Return the records exactly as they are.

======== Data to use ========

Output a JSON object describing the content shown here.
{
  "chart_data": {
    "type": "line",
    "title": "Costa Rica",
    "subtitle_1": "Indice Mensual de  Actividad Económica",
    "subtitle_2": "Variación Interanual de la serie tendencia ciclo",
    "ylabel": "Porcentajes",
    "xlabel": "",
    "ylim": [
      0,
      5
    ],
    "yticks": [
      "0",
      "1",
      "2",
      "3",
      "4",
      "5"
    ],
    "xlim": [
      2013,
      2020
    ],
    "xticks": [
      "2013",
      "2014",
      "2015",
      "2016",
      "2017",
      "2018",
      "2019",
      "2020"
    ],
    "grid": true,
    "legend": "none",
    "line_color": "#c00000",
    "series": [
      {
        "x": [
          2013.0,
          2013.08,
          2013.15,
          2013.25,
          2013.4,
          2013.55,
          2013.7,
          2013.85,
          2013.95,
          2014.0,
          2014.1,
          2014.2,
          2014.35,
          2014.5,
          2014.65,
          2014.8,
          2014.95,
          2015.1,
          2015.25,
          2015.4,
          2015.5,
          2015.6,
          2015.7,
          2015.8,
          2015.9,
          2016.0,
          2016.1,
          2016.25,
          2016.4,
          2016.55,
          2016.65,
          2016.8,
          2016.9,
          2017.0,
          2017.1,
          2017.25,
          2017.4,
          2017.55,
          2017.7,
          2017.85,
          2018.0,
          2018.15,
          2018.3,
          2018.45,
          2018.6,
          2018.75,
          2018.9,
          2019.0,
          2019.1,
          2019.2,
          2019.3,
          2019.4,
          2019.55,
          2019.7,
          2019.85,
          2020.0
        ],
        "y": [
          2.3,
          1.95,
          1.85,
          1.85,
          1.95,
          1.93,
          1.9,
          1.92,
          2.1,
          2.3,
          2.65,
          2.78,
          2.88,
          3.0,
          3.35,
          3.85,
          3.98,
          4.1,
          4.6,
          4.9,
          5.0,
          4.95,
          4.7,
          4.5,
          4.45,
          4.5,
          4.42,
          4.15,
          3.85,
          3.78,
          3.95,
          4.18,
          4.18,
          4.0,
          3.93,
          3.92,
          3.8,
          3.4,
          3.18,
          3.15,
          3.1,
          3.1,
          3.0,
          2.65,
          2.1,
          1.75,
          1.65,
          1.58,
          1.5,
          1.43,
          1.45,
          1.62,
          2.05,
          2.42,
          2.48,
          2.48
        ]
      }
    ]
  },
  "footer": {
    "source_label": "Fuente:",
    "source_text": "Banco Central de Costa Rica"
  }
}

========

Answer to this problem
Output a JSON object describing the content shown here.
{
  "chart_data": {
    "type": "line",
    "title": "Costa Rica",
    "subtitle_1": "Indice Mensual de  Actividad Económica",
    "subtitle_2": "Variación Interanual de la serie tendencia ciclo",
    "ylabel": "Porcentajes",
    "xlabel": "",
    "ylim": [
      0,
      5
    ],
    "yticks": [
      "0",
      "1",
      "2",
      "3",
      "4",
      "5"
    ],
    "xlim": [
      2013,
      2020
    ],
    "xticks": [
      "2013",
      "2014",
      "2015",
      "2016",
      "2017",
      "2018",
      "2019",
      "2020"
    ],
    "grid": true,
    "legend": "none",
    "line_color": "#c00000",
    "series": [
      {
        "x": [
          2013.0,
          2013.08,
          2013.15,
          2013.25,
          2013.4,
          2013.55,
          2013.7,
          2013.85,
          2013.95,
          2014.0,
          2014.1,
          2014.2,
          2014.35,
          2014.5,
          2014.65,
          2014.8,
          2014.95,
          2015.1,
          2015.25,
          2015.4,
          2015.5,
          2015.6,
          2015.7,
          2015.8,
          2015.9,
          2016.0,
          2016.1,
          2016.25,
          2016.4,
          2016.55,
          2016.65,
          2016.8,
          2016.9,
          2017.0,
          2017.1,
          2017.25,
          2017.4,
          2017.55,
          2017.7,
          2017.85,
          2018.0,
          2018.15,
          2018.3,
          2018.45,
          2018.6,
          2018.75,
          2018.9,
          2019.0,
          2019.1,
          2019.2,
          2019.3,
          2019.4,
          2019.55,
          2019.7,
          2019.85,
          2020.0
        ],
        "y": [
          2.3,
          1.95,
          1.85,
          1.85,
          1.95,
          1.93,
          1.9,
          1.92,
          2.1,
          2.3,
          2.65,
          2.78,
          2.88,
          3.0,
          3.35,
          3.85,
          3.98,
          4.1,
          4.6,
          4.9,
          5.0,
          4.95,
          4.7,
          4.5,
          4.45,
          4.5,
          4.42,
          4.15,
          3.85,
          3.78,
          3.95,
          4.18,
          4.18,
          4.0,
          3.93,
          3.92,
          3.8,
          3.4,
          3.18,
          3.15,
          3.1,
          3.1,
          3.0,
          2.65,
          2.1,
          1.75,
          1.65,
          1.58,
          1.5,
          1.43,
          1.45,
          1.62,
          2.05,
          2.42,
          2.48,
          2.48
        ]
      }
    ]
  },
  "footer": {
    "source_label": "Fuente:",
    "source_text": "Banco Central de Costa Rica"
  }
}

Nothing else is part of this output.